Write out all of the data exactly as it appears.

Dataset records
>>>>
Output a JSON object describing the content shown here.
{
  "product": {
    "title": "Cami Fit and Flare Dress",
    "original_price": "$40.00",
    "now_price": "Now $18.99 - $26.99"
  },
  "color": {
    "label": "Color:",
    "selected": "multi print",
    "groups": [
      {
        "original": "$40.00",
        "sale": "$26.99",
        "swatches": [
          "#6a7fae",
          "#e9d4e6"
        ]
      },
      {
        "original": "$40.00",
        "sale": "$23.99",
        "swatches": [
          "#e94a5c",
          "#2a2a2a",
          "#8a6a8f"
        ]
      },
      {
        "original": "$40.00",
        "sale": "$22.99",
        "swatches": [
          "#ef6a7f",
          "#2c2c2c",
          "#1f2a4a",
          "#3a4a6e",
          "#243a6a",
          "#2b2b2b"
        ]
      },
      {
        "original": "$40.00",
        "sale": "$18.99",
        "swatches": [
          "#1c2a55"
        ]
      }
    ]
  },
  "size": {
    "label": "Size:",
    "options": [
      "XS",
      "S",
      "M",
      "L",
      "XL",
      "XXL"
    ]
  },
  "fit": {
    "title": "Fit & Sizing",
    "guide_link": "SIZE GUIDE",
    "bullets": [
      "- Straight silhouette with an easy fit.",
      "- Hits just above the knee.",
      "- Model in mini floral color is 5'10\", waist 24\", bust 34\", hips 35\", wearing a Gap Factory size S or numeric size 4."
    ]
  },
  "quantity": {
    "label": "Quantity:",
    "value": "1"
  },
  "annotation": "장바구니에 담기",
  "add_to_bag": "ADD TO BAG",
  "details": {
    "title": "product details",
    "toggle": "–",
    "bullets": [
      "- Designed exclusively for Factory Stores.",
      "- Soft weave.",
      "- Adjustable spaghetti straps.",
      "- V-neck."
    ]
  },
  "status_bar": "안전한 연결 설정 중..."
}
<<<<
• [FINISHED TASK]:
Output a JSON object describing the content shown here.
{
  "product": {
    "title": "Cami Fit and Flare Dress",
    "original_price": "$40.00",
    "now_price": "Now $18.99 - $26.99"
  },
  "color": {
    "label": "Color:",
    "selected": "multi print",
    "groups": [
      {
        "original": "$40.00",
        "sale": "$26.99",
        "swatches": [
          "#6a7fae",
          "#e9d4e6"
        ]
      },
      {
        "original": "$40.00",
        "sale": "$23.99",
        "swatches": [
          "#e94a5c",
          "#2a2a2a",
          "#8a6a8f"
        ]
      },
      {
        "original": "$40.00",
        "sale": "$22.99",
        "swatches": [
          "#ef6a7f",
          "#2c2c2c",
          "#1f2a4a",
          "#3a4a6e",
          "#243a6a",
          "#2b2b2b"
        ]
      },
      {
        "original": "$40.00",
        "sale": "$18.99",
        "swatches": [
          "#1c2a55"
        ]
      }
    ]
  },
  "size": {
    "label": "Size:",
    "options": [
      "XS",
      "S",
      "M",
      "L",
      "XL",
      "XXL"
    ]
  },
  "fit": {
    "title": "Fit & Sizing",
    "guide_link": "SIZE GUIDE",
    "bullets": [
      "- Straight silhouette with an easy fit.",
      "- Hits just above the knee.",
      "- Model in mini floral color is 5'10\", waist 24\", bust 34\", hips 35\", wearing a Gap Factory size S or numeric size 4."
    ]
  },
  "quantity": {
    "label": "Quantity:",
    "value": "1"
  },
  "annotation": "장바구니에 담기",
  "add_to_bag": "ADD TO BAG",
  "details": {
    "title": "product details",
    "toggle": "–",
    "bullets": [
      "- Designed exclusively for Factory Stores.",
      "- Soft weave.",
      "- Adjustable spaghetti straps.",
      "- V-neck."
    ]
  },
  "status_bar": "안전한 연결 설정 중..."
}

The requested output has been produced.